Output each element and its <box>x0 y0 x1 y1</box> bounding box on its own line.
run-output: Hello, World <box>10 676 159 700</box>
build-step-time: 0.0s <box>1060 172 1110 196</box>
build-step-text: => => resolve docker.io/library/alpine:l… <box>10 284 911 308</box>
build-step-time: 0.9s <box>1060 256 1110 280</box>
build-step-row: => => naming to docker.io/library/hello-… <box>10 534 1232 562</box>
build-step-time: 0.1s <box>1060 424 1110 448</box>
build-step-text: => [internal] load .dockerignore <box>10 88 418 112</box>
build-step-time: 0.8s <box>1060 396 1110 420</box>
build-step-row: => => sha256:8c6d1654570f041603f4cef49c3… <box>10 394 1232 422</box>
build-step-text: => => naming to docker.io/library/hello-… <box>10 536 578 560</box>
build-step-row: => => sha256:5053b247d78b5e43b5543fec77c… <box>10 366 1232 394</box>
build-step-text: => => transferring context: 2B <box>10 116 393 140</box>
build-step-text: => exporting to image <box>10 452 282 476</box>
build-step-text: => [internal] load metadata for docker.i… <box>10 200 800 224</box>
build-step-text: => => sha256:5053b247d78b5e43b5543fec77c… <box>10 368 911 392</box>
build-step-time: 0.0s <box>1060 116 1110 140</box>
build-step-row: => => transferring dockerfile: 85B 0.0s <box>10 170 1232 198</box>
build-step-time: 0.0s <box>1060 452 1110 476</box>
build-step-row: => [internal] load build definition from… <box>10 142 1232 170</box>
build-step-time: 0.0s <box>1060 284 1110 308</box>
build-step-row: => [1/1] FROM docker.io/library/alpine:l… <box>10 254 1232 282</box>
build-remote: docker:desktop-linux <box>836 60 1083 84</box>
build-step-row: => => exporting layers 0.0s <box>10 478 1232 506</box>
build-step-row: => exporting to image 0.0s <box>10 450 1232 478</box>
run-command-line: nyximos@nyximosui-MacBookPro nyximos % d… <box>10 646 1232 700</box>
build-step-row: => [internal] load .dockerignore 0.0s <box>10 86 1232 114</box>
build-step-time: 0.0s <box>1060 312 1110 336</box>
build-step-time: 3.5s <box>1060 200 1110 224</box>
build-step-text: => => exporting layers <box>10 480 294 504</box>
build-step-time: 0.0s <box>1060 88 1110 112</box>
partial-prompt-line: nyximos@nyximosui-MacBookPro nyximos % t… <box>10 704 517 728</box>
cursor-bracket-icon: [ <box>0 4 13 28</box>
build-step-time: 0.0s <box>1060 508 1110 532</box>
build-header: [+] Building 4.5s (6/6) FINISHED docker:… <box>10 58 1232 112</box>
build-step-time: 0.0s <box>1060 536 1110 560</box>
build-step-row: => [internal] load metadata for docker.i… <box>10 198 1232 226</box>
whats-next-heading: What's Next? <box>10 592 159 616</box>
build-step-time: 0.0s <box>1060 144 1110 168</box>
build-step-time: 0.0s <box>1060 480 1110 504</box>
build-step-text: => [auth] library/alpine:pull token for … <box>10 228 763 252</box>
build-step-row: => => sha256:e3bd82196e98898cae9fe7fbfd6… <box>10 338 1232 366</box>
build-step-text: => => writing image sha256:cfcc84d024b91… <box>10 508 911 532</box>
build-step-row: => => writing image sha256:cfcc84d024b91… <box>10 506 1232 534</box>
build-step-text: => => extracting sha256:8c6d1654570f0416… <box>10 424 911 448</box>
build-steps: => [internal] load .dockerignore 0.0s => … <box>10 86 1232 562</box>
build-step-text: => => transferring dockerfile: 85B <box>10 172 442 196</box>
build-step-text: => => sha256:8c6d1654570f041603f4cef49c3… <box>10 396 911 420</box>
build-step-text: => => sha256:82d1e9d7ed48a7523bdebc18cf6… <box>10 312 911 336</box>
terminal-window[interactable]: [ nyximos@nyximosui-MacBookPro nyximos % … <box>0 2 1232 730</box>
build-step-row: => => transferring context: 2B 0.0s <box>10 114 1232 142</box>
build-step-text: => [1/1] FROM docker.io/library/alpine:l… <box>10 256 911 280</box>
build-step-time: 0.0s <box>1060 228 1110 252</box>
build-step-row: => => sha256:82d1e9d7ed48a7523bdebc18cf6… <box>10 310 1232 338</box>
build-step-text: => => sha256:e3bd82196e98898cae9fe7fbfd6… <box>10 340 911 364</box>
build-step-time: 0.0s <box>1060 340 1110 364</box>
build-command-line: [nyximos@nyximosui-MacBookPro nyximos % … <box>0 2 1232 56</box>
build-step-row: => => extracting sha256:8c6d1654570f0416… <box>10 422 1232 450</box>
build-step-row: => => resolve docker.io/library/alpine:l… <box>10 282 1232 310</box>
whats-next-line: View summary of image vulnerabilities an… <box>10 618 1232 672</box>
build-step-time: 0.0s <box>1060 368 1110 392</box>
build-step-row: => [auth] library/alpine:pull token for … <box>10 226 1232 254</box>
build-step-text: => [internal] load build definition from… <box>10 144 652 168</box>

What this task involves :: Copy exactly the part of the lines above that opens with the first line and closes with the line containing "build-step-text: => => resolve", including both of those lines.

Full response ::
Output each element and its <box>x0 y0 x1 y1</box> bounding box on its own line.
run-output: Hello, World <box>10 676 159 700</box>
build-step-time: 0.0s <box>1060 172 1110 196</box>
build-step-text: => => resolve docker.io/library/alpine:l… <box>10 284 911 308</box>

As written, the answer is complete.